▶ [Required task]
Transcribe the listing exactly, leaving out every picture.

▶ [Supplied entries]
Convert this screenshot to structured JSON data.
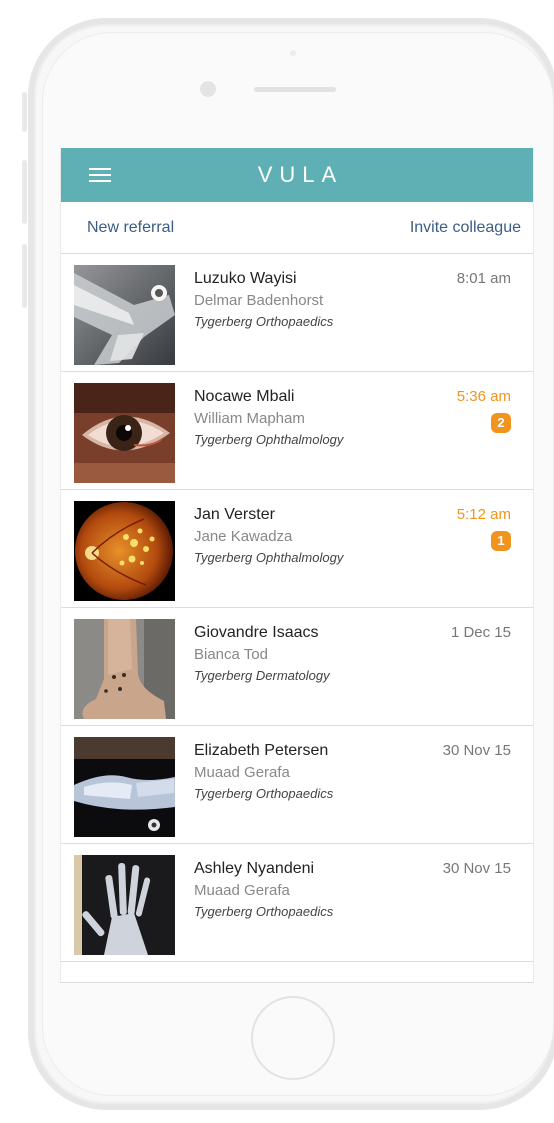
{
  "app": {
    "title": "VULA"
  },
  "actions": {
    "new_referral": "New referral",
    "invite_colleague": "Invite colleague"
  },
  "colors": {
    "header": "#5fb0b4",
    "link": "#3b5d86",
    "unread": "#f0941e"
  },
  "referrals": [
    {
      "patient": "Luzuko Wayisi",
      "doctor": "Delmar Badenhorst",
      "department": "Tygerberg Orthopaedics",
      "time": "8:01 am",
      "unread_count": null,
      "thumbnail": "xray-leg"
    },
    {
      "patient": "Nocawe Mbali",
      "doctor": "William Mapham",
      "department": "Tygerberg Ophthalmology",
      "time": "5:36 am",
      "unread_count": "2",
      "thumbnail": "eye-photo"
    },
    {
      "patient": "Jan Verster",
      "doctor": "Jane Kawadza",
      "department": "Tygerberg Ophthalmology",
      "time": "5:12 am",
      "unread_count": "1",
      "thumbnail": "retina-photo"
    },
    {
      "patient": "Giovandre Isaacs",
      "doctor": "Bianca Tod",
      "department": "Tygerberg Dermatology",
      "time": "1 Dec 15",
      "unread_count": null,
      "thumbnail": "ankle-photo"
    },
    {
      "patient": "Elizabeth Petersen",
      "doctor": "Muaad Gerafa",
      "department": "Tygerberg Orthopaedics",
      "time": "30 Nov 15",
      "unread_count": null,
      "thumbnail": "xray-foot"
    },
    {
      "patient": "Ashley Nyandeni",
      "doctor": "Muaad Gerafa",
      "department": "Tygerberg Orthopaedics",
      "time": "30 Nov 15",
      "unread_count": null,
      "thumbnail": "xray-hand"
    }
  ]
}
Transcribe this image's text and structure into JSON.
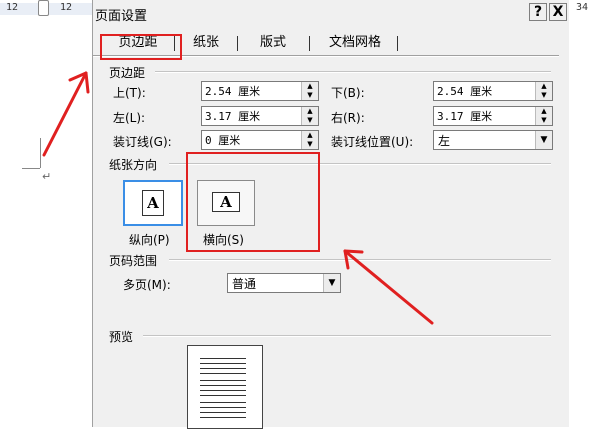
{
  "ruler": {
    "numbers": [
      "12",
      "12",
      "34"
    ]
  },
  "dialog": {
    "title": "页面设置",
    "help_button": "?",
    "close_button": "X",
    "tabs": [
      "页边距",
      "纸张",
      "版式",
      "文档网格"
    ],
    "margins": {
      "group_label": "页边距",
      "top_label": "上(T):",
      "top_value": "2.54 厘米",
      "bottom_label": "下(B):",
      "bottom_value": "2.54 厘米",
      "left_label": "左(L):",
      "left_value": "3.17 厘米",
      "right_label": "右(R):",
      "right_value": "3.17 厘米",
      "gutter_label": "装订线(G):",
      "gutter_value": "0 厘米",
      "gutter_pos_label": "装订线位置(U):",
      "gutter_pos_value": "左"
    },
    "orientation": {
      "group_label": "纸张方向",
      "portrait_label": "纵向(P)",
      "landscape_label": "横向(S)",
      "icon_letter": "A"
    },
    "pages": {
      "group_label": "页码范围",
      "multiple_label": "多页(M):",
      "multiple_value": "普通"
    },
    "preview": {
      "group_label": "预览"
    }
  },
  "colors": {
    "annotation": "#e02020",
    "selected_border": "#3a8ee6"
  }
}
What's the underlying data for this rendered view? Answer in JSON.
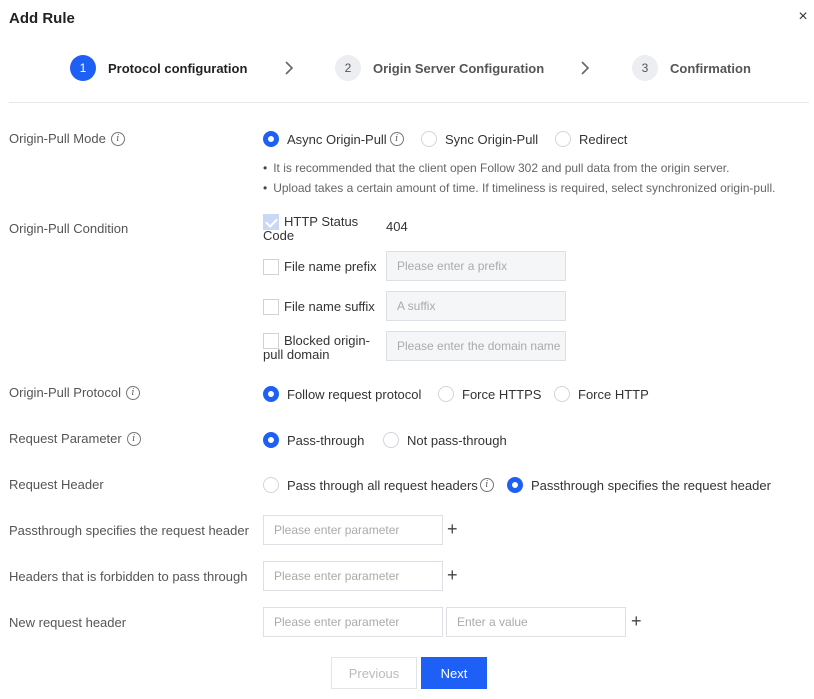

▶ [Written reply]
Convert this screenshot to structured JSON data.
{
  "app": {
    "title": "VULA"
  },
  "actions": {
    "new_referral": "New referral",
    "invite_colleague": "Invite colleague"
  },
  "colors": {
    "header": "#5fb0b4",
    "link": "#3b5d86",
    "unread": "#f0941e"
  },
  "referrals": [
    {
      "patient": "Luzuko Wayisi",
      "doctor": "Delmar Badenhorst",
      "department": "Tygerberg Orthopaedics",
      "time": "8:01 am",
      "unread_count": null,
      "thumbnail": "xray-leg"
    },
    {
      "patient": "Nocawe Mbali",
      "doctor": "William Mapham",
      "department": "Tygerberg Ophthalmology",
      "time": "5:36 am",
      "unread_count": "2",
      "thumbnail": "eye-photo"
    },
    {
      "patient": "Jan Verster",
      "doctor": "Jane Kawadza",
      "department": "Tygerberg Ophthalmology",
      "time": "5:12 am",
      "unread_count": "1",
      "thumbnail": "retina-photo"
    },
    {
      "patient": "Giovandre Isaacs",
      "doctor": "Bianca Tod",
      "department": "Tygerberg Dermatology",
      "time": "1 Dec 15",
      "unread_count": null,
      "thumbnail": "ankle-photo"
    },
    {
      "patient": "Elizabeth Petersen",
      "doctor": "Muaad Gerafa",
      "department": "Tygerberg Orthopaedics",
      "time": "30 Nov 15",
      "unread_count": null,
      "thumbnail": "xray-foot"
    },
    {
      "patient": "Ashley Nyandeni",
      "doctor": "Muaad Gerafa",
      "department": "Tygerberg Orthopaedics",
      "time": "30 Nov 15",
      "unread_count": null,
      "thumbnail": "xray-hand"
    }
  ]
}
Transcribe this image's text and structure into JSON.
{
  "ruler": {
    "numbers": [
      "12",
      "12",
      "34"
    ]
  },
  "dialog": {
    "title": "页面设置",
    "help_button": "?",
    "close_button": "X",
    "tabs": [
      "页边距",
      "纸张",
      "版式",
      "文档网格"
    ],
    "margins": {
      "group_label": "页边距",
      "top_label": "上(T):",
      "top_value": "2.54 厘米",
      "bottom_label": "下(B):",
      "bottom_value": "2.54 厘米",
      "left_label": "左(L):",
      "left_value": "3.17 厘米",
      "right_label": "右(R):",
      "right_value": "3.17 厘米",
      "gutter_label": "装订线(G):",
      "gutter_value": "0 厘米",
      "gutter_pos_label": "装订线位置(U):",
      "gutter_pos_value": "左"
    },
    "orientation": {
      "group_label": "纸张方向",
      "portrait_label": "纵向(P)",
      "landscape_label": "横向(S)",
      "icon_letter": "A"
    },
    "pages": {
      "group_label": "页码范围",
      "multiple_label": "多页(M):",
      "multiple_value": "普通"
    },
    "preview": {
      "group_label": "预览"
    }
  },
  "colors": {
    "annotation": "#e02020",
    "selected_border": "#3a8ee6"
  }
}
What's the underlying data for this rendered view? Answer in JSON.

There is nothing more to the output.